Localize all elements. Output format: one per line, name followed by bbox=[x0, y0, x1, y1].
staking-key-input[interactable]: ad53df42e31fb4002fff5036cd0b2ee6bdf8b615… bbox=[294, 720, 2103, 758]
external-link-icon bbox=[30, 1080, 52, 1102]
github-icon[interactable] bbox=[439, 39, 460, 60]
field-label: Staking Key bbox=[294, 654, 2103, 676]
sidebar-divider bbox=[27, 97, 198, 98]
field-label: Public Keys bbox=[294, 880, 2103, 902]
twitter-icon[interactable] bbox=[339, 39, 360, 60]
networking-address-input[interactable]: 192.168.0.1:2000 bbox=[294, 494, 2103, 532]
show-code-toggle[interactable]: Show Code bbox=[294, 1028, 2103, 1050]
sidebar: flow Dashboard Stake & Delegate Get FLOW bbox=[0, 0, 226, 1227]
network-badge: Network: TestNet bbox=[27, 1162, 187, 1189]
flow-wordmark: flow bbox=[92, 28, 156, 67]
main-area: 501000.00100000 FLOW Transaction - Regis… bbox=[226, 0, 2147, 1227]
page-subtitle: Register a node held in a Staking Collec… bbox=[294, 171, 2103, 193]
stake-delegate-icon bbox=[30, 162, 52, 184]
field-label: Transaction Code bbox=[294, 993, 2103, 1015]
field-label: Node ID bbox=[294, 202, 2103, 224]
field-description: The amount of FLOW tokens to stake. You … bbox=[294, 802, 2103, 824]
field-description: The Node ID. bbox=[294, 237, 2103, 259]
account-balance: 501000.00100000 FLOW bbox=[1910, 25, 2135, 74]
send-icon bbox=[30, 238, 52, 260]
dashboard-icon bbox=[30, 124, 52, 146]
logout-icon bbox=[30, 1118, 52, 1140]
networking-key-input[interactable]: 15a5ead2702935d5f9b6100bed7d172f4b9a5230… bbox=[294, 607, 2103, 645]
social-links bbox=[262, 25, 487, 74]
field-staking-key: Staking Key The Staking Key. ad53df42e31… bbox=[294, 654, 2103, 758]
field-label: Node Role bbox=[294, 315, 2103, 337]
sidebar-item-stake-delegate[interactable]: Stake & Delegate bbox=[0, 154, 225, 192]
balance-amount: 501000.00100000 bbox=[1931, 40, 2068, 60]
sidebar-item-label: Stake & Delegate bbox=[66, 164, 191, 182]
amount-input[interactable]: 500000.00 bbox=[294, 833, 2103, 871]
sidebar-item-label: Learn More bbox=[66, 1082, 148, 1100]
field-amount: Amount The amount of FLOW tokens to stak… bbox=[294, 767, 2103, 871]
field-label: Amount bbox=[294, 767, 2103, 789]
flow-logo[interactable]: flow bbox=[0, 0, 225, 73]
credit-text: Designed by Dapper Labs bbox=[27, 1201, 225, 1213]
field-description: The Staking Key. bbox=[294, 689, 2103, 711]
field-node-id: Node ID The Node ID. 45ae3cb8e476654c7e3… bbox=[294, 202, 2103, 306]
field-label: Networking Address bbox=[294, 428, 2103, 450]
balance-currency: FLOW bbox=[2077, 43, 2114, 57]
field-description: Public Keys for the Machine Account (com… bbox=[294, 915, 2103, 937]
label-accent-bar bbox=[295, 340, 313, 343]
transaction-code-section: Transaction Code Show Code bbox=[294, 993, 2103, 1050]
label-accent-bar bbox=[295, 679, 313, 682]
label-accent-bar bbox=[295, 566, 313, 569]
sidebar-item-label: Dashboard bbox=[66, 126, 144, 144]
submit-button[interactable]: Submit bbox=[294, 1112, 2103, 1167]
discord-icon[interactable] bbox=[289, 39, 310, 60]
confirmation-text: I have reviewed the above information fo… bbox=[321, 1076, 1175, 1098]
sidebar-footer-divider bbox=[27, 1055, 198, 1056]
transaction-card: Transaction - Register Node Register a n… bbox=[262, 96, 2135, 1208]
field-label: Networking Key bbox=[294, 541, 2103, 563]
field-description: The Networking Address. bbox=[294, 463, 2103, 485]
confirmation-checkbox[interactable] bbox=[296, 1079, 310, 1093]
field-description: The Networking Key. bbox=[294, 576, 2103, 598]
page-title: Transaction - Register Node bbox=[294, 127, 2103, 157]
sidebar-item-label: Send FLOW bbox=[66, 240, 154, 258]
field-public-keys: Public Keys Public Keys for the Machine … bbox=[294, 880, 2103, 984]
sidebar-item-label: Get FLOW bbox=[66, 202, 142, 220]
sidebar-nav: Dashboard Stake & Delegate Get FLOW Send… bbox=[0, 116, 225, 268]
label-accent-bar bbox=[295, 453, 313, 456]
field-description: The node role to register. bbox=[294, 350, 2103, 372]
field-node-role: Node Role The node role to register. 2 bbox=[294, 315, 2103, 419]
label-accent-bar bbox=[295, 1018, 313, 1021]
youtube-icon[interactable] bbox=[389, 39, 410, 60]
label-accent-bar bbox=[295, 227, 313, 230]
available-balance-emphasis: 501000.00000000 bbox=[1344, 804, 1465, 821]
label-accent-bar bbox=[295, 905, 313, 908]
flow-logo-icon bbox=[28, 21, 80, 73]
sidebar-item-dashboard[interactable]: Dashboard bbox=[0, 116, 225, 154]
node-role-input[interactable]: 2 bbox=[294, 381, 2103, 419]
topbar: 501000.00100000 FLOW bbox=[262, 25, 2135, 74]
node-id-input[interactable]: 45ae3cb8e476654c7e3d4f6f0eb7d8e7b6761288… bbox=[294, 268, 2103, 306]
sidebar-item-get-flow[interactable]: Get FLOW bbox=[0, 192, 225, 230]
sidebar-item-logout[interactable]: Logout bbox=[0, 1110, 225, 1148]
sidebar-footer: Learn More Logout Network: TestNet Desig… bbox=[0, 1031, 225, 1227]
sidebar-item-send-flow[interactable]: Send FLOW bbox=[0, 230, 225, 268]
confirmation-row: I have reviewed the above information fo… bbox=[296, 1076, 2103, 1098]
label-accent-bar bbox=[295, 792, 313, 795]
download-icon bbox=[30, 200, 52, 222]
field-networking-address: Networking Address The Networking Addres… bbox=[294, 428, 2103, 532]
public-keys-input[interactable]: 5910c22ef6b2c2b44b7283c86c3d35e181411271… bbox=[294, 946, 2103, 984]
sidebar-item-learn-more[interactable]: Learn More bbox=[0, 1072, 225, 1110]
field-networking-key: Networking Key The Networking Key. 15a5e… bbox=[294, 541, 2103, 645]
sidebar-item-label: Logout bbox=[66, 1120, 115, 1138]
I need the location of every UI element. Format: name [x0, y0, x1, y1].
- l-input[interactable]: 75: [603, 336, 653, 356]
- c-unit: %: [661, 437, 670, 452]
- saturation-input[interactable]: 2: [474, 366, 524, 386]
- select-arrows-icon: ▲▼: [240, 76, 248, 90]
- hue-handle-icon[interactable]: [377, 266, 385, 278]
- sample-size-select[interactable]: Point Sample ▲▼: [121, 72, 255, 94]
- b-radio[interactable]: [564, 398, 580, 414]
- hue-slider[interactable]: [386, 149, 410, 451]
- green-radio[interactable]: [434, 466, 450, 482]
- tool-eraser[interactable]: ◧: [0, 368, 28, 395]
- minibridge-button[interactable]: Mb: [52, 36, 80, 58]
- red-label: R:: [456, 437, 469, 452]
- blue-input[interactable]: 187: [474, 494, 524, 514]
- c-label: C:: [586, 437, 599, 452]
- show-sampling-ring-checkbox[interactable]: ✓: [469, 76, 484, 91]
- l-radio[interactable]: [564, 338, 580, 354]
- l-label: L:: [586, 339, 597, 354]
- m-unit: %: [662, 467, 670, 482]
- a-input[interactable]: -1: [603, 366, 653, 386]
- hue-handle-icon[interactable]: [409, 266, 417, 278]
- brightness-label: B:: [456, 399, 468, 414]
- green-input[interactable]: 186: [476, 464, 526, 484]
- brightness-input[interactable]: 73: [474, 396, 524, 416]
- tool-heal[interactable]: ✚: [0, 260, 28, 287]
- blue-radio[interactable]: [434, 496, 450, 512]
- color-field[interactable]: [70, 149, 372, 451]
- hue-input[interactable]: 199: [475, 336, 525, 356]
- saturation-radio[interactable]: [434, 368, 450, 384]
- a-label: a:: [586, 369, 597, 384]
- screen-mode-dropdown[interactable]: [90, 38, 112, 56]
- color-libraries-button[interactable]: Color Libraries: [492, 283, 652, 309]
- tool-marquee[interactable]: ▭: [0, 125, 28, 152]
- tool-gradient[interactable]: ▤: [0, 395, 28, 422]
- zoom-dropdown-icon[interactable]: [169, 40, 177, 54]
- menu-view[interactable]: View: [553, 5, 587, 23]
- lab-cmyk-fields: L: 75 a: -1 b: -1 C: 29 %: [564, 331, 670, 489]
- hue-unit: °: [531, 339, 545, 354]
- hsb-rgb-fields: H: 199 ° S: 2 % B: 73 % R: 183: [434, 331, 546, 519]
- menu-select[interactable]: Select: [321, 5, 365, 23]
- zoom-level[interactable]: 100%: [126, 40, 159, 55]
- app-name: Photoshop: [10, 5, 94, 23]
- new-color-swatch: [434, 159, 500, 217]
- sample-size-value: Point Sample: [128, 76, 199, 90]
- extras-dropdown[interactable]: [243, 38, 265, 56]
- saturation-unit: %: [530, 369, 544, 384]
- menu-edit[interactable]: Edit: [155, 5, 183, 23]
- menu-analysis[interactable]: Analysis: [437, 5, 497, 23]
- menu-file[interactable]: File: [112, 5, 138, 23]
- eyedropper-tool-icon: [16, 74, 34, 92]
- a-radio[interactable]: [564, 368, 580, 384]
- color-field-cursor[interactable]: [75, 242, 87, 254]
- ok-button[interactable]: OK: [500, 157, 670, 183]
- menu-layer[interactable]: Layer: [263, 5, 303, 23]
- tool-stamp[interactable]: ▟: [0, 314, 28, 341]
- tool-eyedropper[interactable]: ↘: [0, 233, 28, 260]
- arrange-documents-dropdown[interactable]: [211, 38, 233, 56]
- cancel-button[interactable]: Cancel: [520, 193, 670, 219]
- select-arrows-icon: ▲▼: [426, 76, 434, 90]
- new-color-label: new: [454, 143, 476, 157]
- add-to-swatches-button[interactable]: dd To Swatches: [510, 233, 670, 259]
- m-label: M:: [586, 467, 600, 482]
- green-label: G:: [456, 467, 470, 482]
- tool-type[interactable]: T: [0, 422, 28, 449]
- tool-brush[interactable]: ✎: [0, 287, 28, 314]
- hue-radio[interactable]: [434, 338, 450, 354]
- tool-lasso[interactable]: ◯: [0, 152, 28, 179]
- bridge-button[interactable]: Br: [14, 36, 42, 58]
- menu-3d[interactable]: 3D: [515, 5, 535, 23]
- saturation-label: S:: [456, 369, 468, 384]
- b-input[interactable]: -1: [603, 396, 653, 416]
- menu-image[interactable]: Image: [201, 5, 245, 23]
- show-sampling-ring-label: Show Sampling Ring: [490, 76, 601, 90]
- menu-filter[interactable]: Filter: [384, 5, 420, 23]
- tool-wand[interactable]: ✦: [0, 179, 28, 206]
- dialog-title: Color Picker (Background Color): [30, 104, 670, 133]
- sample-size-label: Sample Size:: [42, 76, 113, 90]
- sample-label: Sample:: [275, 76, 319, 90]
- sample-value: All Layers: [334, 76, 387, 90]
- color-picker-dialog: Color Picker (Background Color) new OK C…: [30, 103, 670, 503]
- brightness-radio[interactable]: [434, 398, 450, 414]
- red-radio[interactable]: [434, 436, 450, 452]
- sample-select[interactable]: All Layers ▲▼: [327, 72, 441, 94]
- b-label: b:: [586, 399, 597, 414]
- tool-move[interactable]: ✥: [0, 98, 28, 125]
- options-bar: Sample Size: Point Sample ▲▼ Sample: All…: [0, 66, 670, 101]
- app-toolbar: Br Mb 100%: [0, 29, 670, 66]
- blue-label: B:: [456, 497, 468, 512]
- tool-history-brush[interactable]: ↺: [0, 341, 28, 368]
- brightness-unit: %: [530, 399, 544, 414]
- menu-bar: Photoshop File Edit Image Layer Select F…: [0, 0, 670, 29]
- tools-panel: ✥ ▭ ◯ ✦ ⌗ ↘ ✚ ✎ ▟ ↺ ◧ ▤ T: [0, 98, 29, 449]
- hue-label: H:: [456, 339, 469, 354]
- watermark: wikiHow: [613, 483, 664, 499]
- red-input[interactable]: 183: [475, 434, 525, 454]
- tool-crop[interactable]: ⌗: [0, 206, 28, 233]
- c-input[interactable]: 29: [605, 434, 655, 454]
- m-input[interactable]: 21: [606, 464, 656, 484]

* To do
Rewrite the records from the start through the line containing "github-icon[interactable] bbox=[439, 39, 460, 60]", replacing "Output format" with "Response format" and leaving everything else unchanged.

* Output for this task
Localize all elements. Response format: one per line, name followed by bbox=[x0, y0, x1, y1].
staking-key-input[interactable]: ad53df42e31fb4002fff5036cd0b2ee6bdf8b615… bbox=[294, 720, 2103, 758]
external-link-icon bbox=[30, 1080, 52, 1102]
github-icon[interactable] bbox=[439, 39, 460, 60]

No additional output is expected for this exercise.